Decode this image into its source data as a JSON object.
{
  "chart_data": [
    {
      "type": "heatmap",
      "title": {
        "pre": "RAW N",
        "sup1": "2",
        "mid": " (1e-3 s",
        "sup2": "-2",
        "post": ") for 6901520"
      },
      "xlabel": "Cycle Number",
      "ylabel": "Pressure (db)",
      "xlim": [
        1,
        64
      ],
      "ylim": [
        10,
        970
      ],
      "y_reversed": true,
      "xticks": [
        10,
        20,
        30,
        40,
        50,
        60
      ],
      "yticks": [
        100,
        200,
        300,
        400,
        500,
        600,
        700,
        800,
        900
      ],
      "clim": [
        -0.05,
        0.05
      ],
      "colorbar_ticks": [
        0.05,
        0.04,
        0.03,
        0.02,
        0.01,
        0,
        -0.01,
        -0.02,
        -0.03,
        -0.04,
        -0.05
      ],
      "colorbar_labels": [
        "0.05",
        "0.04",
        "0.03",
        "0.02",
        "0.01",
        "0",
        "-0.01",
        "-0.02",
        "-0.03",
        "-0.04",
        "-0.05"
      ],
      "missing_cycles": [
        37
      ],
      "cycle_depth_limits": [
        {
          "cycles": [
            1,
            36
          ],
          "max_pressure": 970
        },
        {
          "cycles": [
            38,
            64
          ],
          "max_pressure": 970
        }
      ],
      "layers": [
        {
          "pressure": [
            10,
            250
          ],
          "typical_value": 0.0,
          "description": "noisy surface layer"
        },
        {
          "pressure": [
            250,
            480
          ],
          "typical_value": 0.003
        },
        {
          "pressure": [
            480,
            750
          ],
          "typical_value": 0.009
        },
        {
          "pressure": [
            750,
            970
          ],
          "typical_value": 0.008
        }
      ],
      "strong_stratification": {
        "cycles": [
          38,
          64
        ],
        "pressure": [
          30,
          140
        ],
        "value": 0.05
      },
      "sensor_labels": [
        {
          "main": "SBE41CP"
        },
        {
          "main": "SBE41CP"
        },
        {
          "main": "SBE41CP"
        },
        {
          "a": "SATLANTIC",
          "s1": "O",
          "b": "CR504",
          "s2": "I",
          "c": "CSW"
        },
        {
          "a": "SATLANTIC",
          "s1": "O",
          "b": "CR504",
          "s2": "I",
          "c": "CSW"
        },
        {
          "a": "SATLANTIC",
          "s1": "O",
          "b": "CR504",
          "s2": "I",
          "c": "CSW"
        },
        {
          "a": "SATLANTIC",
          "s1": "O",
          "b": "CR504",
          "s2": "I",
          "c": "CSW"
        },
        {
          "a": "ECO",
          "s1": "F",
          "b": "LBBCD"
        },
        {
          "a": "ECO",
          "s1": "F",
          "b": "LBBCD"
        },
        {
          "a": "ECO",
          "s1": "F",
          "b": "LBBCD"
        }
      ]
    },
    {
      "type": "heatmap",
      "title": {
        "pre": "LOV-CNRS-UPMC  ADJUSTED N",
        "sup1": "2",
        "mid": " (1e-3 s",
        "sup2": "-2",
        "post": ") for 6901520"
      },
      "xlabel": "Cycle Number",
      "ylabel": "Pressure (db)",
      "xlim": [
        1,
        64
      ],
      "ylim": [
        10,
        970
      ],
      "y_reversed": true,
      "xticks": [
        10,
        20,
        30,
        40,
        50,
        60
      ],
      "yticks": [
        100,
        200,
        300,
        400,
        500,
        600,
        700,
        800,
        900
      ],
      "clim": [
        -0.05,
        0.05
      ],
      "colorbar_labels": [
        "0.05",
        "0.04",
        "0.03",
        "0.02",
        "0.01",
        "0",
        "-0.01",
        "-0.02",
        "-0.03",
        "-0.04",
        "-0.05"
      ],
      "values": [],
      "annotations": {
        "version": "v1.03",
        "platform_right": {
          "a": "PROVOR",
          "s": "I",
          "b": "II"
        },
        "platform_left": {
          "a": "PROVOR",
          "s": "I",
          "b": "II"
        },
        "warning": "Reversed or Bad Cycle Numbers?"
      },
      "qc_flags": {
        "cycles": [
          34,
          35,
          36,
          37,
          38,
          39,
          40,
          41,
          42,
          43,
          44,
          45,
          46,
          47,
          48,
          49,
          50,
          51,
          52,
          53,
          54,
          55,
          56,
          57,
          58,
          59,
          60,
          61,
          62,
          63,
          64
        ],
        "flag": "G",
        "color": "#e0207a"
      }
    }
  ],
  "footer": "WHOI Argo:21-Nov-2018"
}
------
Every line above should be retyped exactly as given.

## [FINAL ANSWER]
Decode this image into its source data as a JSON object.
{
  "chart_data": [
    {
      "type": "heatmap",
      "title": {
        "pre": "RAW N",
        "sup1": "2",
        "mid": " (1e-3 s",
        "sup2": "-2",
        "post": ") for 6901520"
      },
      "xlabel": "Cycle Number",
      "ylabel": "Pressure (db)",
      "xlim": [
        1,
        64
      ],
      "ylim": [
        10,
        970
      ],
      "y_reversed": true,
      "xticks": [
        10,
        20,
        30,
        40,
        50,
        60
      ],
      "yticks": [
        100,
        200,
        300,
        400,
        500,
        600,
        700,
        800,
        900
      ],
      "clim": [
        -0.05,
        0.05
      ],
      "colorbar_ticks": [
        0.05,
        0.04,
        0.03,
        0.02,
        0.01,
        0,
        -0.01,
        -0.02,
        -0.03,
        -0.04,
        -0.05
      ],
      "colorbar_labels": [
        "0.05",
        "0.04",
        "0.03",
        "0.02",
        "0.01",
        "0",
        "-0.01",
        "-0.02",
        "-0.03",
        "-0.04",
        "-0.05"
      ],
      "missing_cycles": [
        37
      ],
      "cycle_depth_limits": [
        {
          "cycles": [
            1,
            36
          ],
          "max_pressure": 970
        },
        {
          "cycles": [
            38,
            64
          ],
          "max_pressure": 970
        }
      ],
      "layers": [
        {
          "pressure": [
            10,
            250
          ],
          "typical_value": 0.0,
          "description": "noisy surface layer"
        },
        {
          "pressure": [
            250,
            480
          ],
          "typical_value": 0.003
        },
        {
          "pressure": [
            480,
            750
          ],
          "typical_value": 0.009
        },
        {
          "pressure": [
            750,
            970
          ],
          "typical_value": 0.008
        }
      ],
      "strong_stratification": {
        "cycles": [
          38,
          64
        ],
        "pressure": [
          30,
          140
        ],
        "value": 0.05
      },
      "sensor_labels": [
        {
          "main": "SBE41CP"
        },
        {
          "main": "SBE41CP"
        },
        {
          "main": "SBE41CP"
        },
        {
          "a": "SATLANTIC",
          "s1": "O",
          "b": "CR504",
          "s2": "I",
          "c": "CSW"
        },
        {
          "a": "SATLANTIC",
          "s1": "O",
          "b": "CR504",
          "s2": "I",
          "c": "CSW"
        },
        {
          "a": "SATLANTIC",
          "s1": "O",
          "b": "CR504",
          "s2": "I",
          "c": "CSW"
        },
        {
          "a": "SATLANTIC",
          "s1": "O",
          "b": "CR504",
          "s2": "I",
          "c": "CSW"
        },
        {
          "a": "ECO",
          "s1": "F",
          "b": "LBBCD"
        },
        {
          "a": "ECO",
          "s1": "F",
          "b": "LBBCD"
        },
        {
          "a": "ECO",
          "s1": "F",
          "b": "LBBCD"
        }
      ]
    },
    {
      "type": "heatmap",
      "title": {
        "pre": "LOV-CNRS-UPMC  ADJUSTED N",
        "sup1": "2",
        "mid": " (1e-3 s",
        "sup2": "-2",
        "post": ") for 6901520"
      },
      "xlabel": "Cycle Number",
      "ylabel": "Pressure (db)",
      "xlim": [
        1,
        64
      ],
      "ylim": [
        10,
        970
      ],
      "y_reversed": true,
      "xticks": [
        10,
        20,
        30,
        40,
        50,
        60
      ],
      "yticks": [
        100,
        200,
        300,
        400,
        500,
        600,
        700,
        800,
        900
      ],
      "clim": [
        -0.05,
        0.05
      ],
      "colorbar_labels": [
        "0.05",
        "0.04",
        "0.03",
        "0.02",
        "0.01",
        "0",
        "-0.01",
        "-0.02",
        "-0.03",
        "-0.04",
        "-0.05"
      ],
      "values": [],
      "annotations": {
        "version": "v1.03",
        "platform_right": {
          "a": "PROVOR",
          "s": "I",
          "b": "II"
        },
        "platform_left": {
          "a": "PROVOR",
          "s": "I",
          "b": "II"
        },
        "warning": "Reversed or Bad Cycle Numbers?"
      },
      "qc_flags": {
        "cycles": [
          34,
          35,
          36,
          37,
          38,
          39,
          40,
          41,
          42,
          43,
          44,
          45,
          46,
          47,
          48,
          49,
          50,
          51,
          52,
          53,
          54,
          55,
          56,
          57,
          58,
          59,
          60,
          61,
          62,
          63,
          64
        ],
        "flag": "G",
        "color": "#e0207a"
      }
    }
  ],
  "footer": "WHOI Argo:21-Nov-2018"
}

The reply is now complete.